## EXERCICE ÉCRIT 1
Les affirmations (a), (b) et (c) concordent-elles avec le texte sur Mishima ? (a) La beauté de la femme cherche à durer. (b) La réunion parfaite de la pensée et de l’action se réalise chez tous les hommes. (c) Mishima prend l’harmonie de la plume et de l’épée comme métaphore. Pour chacune, répondez par oui ou non et citez les mots du texte qui tranchent.
## EXERCICE ÉCRIT 2
Quelles phrases du texte sur Mishima contiennent le mot « instant » ? Recopiez-les toutes.

## TEXTE PROPOSÉ
-=-=-=-=-
Tout est recommencement et chaque chapitre n’est que la répétition du premier.
Répétition de quoi ?
Mishima dit que tout est répétition de l’instant de sa mort.

Il dit aussi que l’homme se fait beau pour mourir beau.
Si la femme se fait belle, c’est pour plaire et vivre de sa beauté,
dans sa beauté, le temps qu’elle durera.
La beauté de l’homme n’a pour but que l’instant de sa mort.
Celle de la femme cherche à durer.

Cet instant parfait doit être une communion, la réunion parfaite de la pensée et de l’action,
Mishima employant l’harmonie de plume et de l’épée comme métaphore,
qui ne se réalise que très rarement dans la vie d’un homme et pas chez tous, souvent à l’ultime moment.

Les samouraïs usaient de ce principe.
-=-=-=-=-
## DOCUMENTS FOURNIS
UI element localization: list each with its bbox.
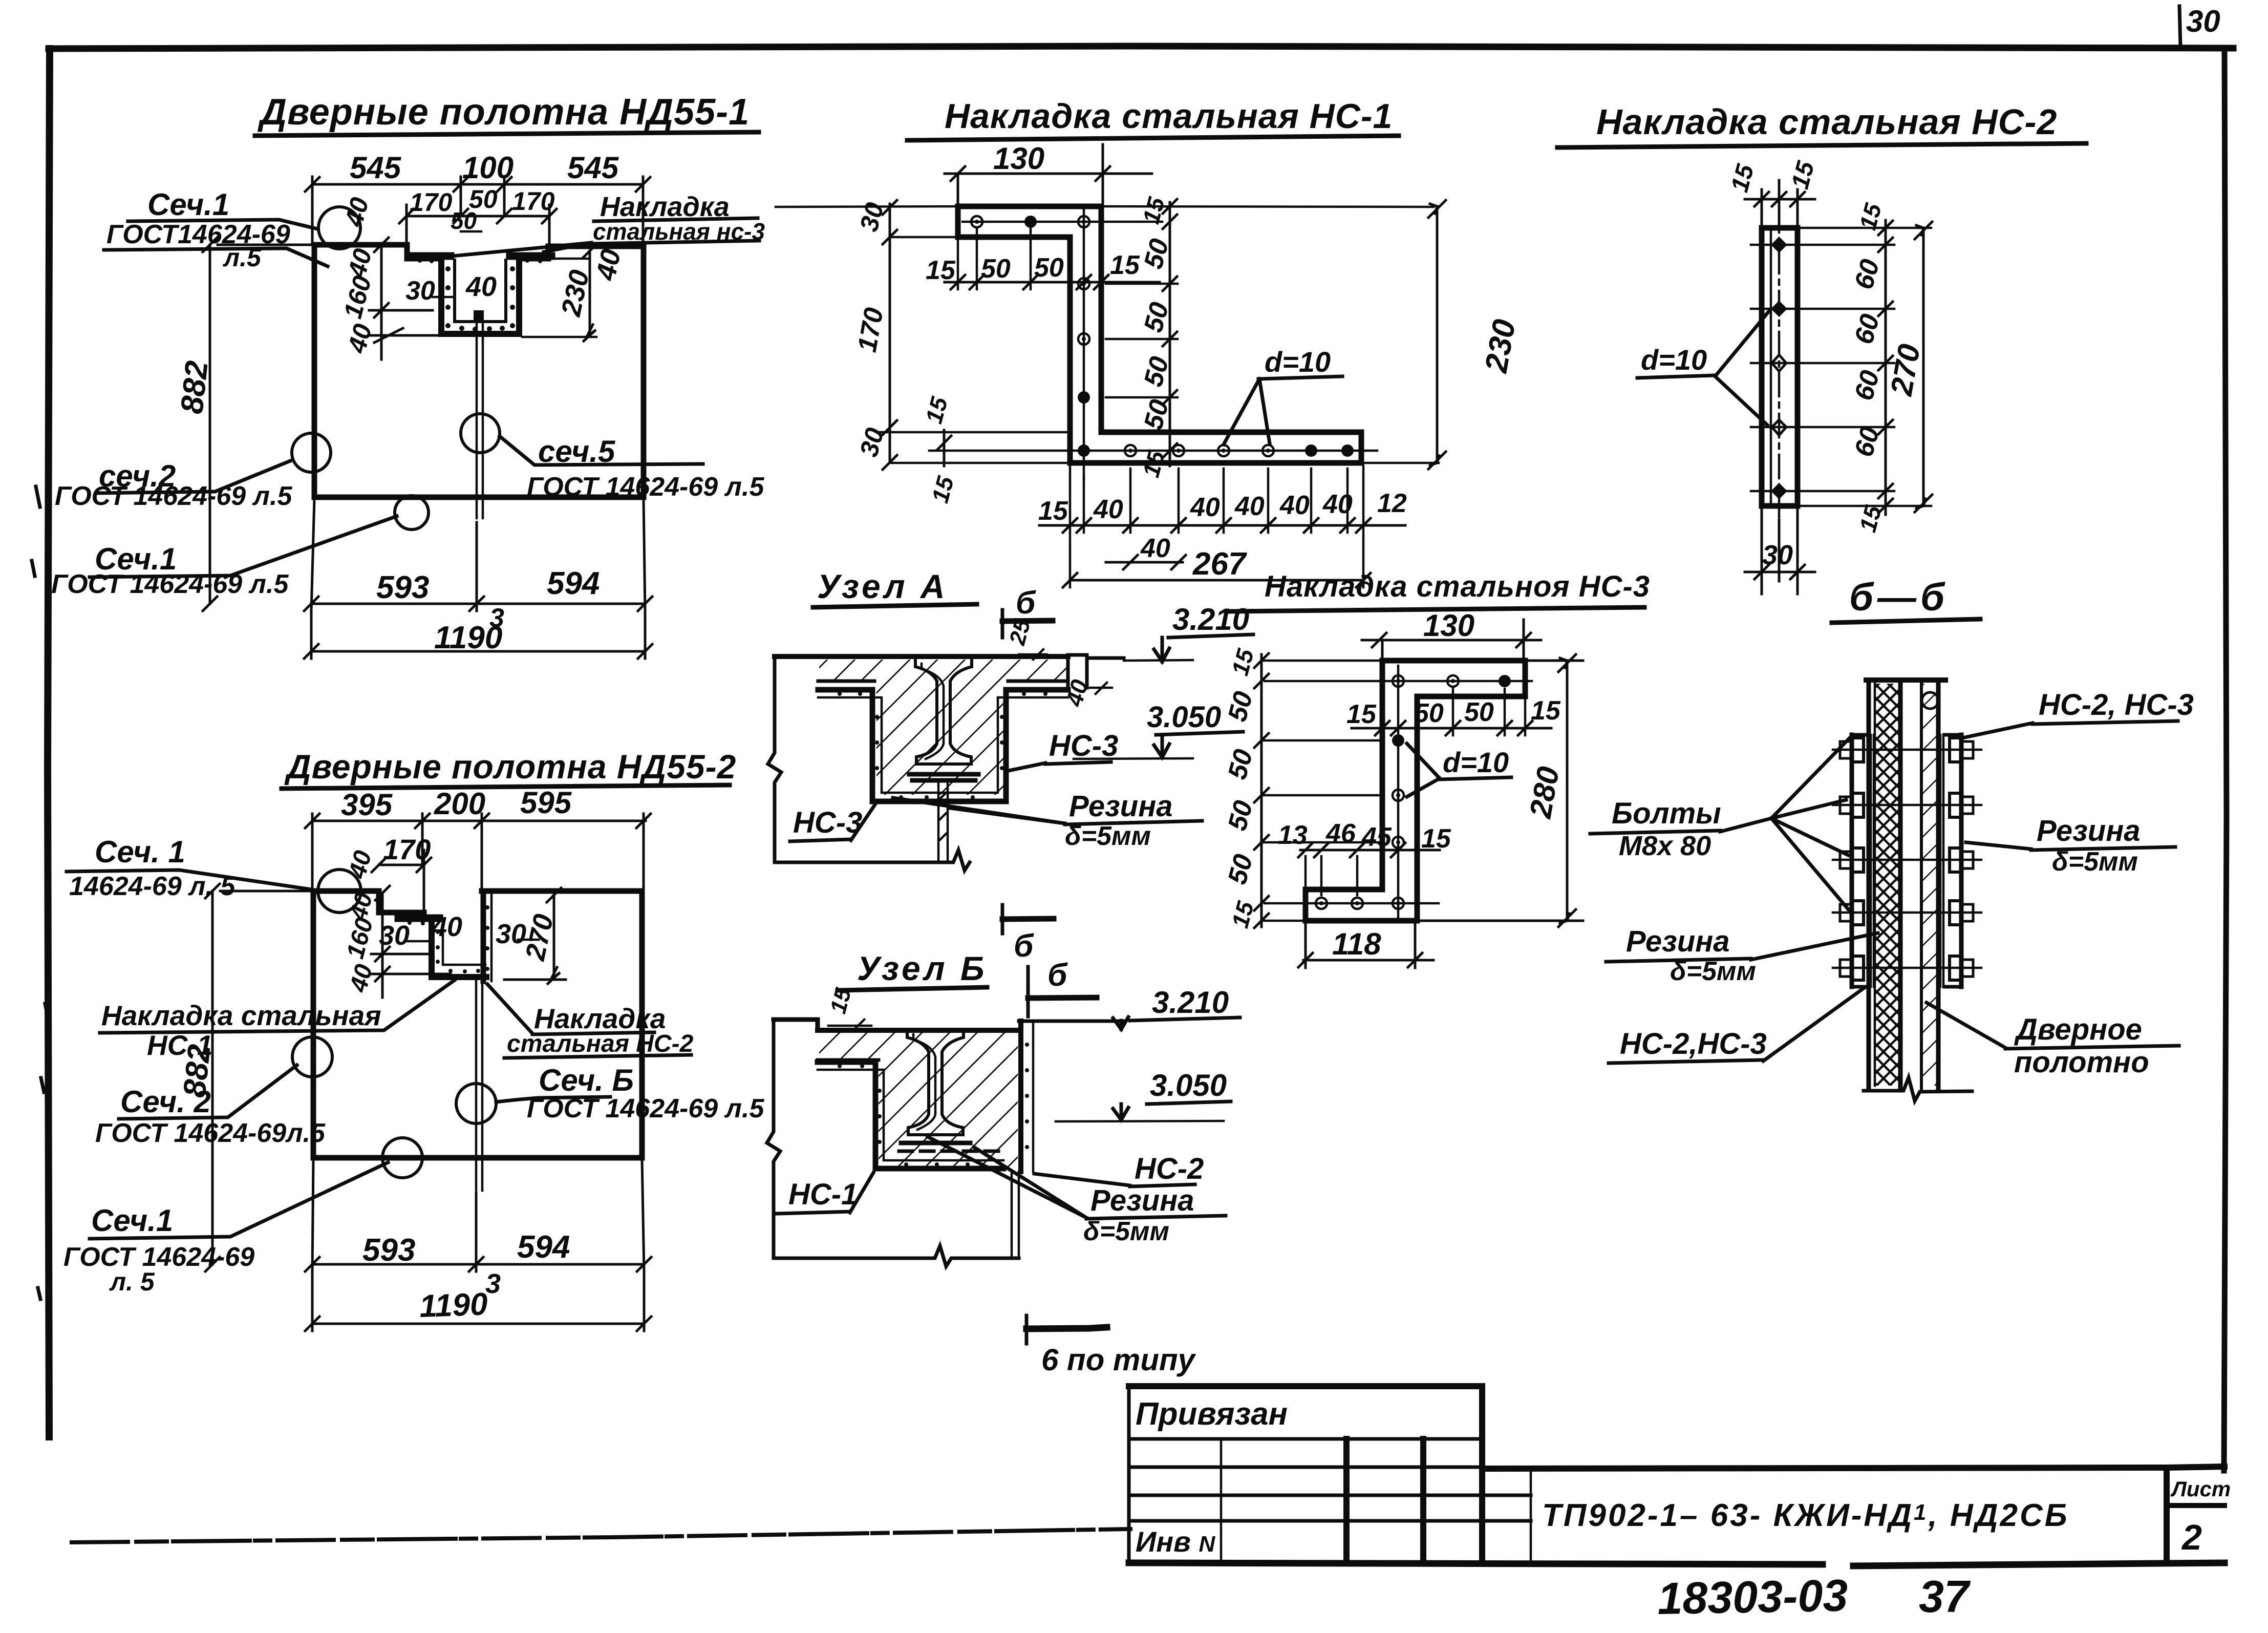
-=-=-=-=-
## CORRIGÉ COMPLET 1
(a) Oui : « Celle de la femme cherche à durer. »
(b) Non : « qui ne se réalise que très rarement dans la vie d’un homme et pas chez tous »
(c) Oui : « Mishima employant l’harmonie de plume et de l’épée comme métaphore »

## CORRIGÉ COMPLET 2
- « Mishima dit que tout est répétition de l’instant de sa mort. »
- « La beauté de l’homme n’a pour but que l’instant de sa mort. »
- « Cet instant parfait doit être une communion, la réunion parfaite de la pensée et de l’action, Mishima employant l’harmonie de plume et de l’épée comme métaphore, qui ne se réalise que très rarement dans la vie d’un homme et pas chez tous, souvent à l’ultime moment. »